> **Rows from a figure dataset**:

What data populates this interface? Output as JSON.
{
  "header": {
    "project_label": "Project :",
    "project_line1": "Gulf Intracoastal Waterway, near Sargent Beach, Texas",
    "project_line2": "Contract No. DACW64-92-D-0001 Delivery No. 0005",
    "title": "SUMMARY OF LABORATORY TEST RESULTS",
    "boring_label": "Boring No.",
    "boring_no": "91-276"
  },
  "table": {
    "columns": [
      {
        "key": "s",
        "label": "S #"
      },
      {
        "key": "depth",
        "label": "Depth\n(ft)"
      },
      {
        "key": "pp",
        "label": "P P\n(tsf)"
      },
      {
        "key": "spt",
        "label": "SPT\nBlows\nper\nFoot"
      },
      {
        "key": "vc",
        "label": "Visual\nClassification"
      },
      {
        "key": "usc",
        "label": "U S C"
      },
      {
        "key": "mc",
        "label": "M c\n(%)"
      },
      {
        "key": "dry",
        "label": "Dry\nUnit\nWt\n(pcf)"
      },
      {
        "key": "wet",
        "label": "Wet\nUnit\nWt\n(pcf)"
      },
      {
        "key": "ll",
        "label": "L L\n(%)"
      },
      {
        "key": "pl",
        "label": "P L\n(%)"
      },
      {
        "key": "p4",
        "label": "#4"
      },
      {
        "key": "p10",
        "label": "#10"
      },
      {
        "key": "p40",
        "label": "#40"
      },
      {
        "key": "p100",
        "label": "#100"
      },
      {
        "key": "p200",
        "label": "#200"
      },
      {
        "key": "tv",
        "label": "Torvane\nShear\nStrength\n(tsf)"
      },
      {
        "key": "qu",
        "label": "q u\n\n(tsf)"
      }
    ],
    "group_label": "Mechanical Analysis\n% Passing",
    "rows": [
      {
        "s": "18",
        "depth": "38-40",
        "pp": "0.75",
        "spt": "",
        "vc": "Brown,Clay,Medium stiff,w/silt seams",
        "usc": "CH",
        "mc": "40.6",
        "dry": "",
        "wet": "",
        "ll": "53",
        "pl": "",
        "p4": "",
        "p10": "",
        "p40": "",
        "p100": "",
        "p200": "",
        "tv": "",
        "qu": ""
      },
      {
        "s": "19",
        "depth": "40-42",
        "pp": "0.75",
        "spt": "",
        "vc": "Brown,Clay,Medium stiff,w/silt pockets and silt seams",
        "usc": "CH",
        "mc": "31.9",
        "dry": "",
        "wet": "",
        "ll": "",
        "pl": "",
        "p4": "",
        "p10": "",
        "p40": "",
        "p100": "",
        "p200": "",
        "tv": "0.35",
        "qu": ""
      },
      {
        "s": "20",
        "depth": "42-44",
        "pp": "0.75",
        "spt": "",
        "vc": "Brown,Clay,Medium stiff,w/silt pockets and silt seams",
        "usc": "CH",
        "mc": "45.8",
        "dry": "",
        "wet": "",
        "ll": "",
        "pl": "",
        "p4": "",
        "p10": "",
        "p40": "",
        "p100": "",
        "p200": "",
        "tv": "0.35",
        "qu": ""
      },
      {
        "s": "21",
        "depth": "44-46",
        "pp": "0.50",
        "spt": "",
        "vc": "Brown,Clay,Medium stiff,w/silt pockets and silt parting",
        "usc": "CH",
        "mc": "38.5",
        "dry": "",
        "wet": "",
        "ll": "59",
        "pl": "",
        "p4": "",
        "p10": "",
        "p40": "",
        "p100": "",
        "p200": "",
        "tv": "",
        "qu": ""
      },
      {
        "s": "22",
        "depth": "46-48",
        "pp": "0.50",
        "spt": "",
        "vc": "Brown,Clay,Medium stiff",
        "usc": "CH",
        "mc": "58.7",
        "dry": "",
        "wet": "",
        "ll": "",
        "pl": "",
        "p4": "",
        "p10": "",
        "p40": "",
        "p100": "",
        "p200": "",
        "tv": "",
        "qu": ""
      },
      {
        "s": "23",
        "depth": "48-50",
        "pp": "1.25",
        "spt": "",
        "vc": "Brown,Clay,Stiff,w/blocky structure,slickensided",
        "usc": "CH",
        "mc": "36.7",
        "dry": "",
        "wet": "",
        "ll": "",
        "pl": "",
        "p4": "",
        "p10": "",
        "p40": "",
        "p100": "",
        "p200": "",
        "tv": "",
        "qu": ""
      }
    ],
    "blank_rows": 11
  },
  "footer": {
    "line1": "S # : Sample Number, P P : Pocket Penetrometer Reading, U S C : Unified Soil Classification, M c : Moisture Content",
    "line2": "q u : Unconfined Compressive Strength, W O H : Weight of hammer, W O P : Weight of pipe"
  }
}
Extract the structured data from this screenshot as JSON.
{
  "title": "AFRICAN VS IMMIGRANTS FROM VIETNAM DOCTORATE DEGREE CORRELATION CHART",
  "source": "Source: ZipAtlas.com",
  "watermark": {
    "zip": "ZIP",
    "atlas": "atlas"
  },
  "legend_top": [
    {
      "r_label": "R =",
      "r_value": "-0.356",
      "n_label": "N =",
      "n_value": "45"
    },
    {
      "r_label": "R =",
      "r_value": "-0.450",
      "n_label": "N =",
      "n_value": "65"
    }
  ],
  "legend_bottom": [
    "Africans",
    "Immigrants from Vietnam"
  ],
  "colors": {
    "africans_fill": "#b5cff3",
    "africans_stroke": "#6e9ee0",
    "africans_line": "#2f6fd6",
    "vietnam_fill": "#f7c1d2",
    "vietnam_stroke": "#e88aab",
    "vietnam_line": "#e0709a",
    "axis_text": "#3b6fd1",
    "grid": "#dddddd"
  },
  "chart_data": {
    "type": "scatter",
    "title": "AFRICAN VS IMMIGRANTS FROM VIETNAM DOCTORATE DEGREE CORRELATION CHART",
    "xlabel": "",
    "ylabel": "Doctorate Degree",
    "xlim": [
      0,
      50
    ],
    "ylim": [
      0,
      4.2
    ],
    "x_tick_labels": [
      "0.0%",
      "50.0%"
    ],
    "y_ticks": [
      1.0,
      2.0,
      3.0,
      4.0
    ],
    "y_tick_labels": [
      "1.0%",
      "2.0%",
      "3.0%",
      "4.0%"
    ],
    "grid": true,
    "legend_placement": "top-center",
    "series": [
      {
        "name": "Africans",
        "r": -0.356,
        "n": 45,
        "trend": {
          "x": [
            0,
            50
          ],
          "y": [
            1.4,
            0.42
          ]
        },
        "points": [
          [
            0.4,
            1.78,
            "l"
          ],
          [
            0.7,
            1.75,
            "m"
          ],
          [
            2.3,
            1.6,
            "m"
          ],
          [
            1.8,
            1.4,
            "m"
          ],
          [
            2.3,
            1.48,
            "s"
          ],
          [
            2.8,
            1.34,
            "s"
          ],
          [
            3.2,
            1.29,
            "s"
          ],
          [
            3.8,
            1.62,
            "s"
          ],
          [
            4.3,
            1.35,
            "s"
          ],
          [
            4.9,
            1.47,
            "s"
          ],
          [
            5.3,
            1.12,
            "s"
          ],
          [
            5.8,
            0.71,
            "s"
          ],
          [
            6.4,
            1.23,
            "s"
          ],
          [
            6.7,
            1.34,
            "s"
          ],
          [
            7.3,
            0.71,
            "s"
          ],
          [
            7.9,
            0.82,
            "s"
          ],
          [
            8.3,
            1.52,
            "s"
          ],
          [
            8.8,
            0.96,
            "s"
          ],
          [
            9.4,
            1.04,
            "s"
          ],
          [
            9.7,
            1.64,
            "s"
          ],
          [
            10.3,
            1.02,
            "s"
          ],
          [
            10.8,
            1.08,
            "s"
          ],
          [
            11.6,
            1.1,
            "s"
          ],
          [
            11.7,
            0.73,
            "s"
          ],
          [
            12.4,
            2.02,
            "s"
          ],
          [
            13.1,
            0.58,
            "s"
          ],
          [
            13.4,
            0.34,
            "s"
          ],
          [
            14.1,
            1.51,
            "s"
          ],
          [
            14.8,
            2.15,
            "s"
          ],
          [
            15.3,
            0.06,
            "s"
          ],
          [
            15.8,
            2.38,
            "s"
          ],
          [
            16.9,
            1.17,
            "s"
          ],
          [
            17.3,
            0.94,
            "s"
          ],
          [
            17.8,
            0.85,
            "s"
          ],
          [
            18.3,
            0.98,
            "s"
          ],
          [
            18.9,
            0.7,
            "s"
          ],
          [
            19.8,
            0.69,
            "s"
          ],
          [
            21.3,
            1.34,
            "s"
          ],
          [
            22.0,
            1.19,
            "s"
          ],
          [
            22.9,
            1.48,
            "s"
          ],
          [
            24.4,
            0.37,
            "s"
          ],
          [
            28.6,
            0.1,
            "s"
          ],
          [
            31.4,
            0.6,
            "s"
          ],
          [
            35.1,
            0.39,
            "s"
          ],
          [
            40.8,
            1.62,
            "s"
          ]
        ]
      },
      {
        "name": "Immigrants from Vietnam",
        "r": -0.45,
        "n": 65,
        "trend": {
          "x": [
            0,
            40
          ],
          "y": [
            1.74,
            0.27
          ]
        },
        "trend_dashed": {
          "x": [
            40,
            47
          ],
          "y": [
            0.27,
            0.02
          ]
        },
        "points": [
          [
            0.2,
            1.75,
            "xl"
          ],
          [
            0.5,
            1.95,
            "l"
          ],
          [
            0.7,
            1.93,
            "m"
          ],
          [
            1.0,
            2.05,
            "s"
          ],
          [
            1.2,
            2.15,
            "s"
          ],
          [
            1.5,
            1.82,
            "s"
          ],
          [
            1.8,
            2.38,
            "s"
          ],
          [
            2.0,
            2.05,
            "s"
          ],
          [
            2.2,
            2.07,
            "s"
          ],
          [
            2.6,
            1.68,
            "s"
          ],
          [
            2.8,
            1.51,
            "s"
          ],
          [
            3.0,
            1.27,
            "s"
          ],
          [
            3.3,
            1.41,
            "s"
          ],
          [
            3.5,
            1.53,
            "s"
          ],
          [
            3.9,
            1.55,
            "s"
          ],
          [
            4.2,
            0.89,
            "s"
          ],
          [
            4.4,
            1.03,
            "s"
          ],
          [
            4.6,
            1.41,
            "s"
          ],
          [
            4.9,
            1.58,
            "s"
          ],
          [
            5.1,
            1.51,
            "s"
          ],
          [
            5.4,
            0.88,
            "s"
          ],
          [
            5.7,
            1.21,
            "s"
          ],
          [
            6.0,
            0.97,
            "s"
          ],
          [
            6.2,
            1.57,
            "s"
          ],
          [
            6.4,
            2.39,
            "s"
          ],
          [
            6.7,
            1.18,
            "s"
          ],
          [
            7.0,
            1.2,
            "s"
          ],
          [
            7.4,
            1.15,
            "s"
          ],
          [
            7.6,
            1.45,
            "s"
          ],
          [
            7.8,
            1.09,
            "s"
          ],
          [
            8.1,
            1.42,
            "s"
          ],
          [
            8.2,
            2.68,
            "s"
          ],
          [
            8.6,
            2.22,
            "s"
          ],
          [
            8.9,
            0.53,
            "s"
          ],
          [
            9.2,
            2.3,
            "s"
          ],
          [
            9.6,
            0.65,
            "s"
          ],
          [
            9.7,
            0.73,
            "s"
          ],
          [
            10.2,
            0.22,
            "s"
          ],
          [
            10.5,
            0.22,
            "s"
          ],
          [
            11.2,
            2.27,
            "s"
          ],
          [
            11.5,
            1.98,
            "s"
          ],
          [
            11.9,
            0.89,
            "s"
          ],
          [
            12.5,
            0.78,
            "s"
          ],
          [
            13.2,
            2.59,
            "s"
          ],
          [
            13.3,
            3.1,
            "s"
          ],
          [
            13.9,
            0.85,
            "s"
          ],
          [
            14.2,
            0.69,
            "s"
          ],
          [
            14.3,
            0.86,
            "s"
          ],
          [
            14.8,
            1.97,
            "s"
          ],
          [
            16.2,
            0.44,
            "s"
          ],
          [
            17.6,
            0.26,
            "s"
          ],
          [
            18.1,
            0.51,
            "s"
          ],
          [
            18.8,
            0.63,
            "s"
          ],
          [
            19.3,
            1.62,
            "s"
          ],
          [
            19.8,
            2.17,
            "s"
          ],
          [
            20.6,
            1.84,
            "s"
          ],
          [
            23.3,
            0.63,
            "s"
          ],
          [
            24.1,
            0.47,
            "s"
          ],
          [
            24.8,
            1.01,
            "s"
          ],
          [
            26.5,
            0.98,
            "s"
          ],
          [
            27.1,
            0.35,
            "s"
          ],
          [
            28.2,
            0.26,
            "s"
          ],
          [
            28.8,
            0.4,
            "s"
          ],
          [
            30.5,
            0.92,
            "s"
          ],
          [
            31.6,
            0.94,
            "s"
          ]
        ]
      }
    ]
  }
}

> **WHAT THIS TASK INVOLVES**:
Select and copy every line from the records that includes the word "nUnit".

> **REPLY TO THE TASK**:
        "label": "Dry\nUnit\nWt\n(pcf)"
        "label": "Wet\nUnit\nWt\n(pcf)"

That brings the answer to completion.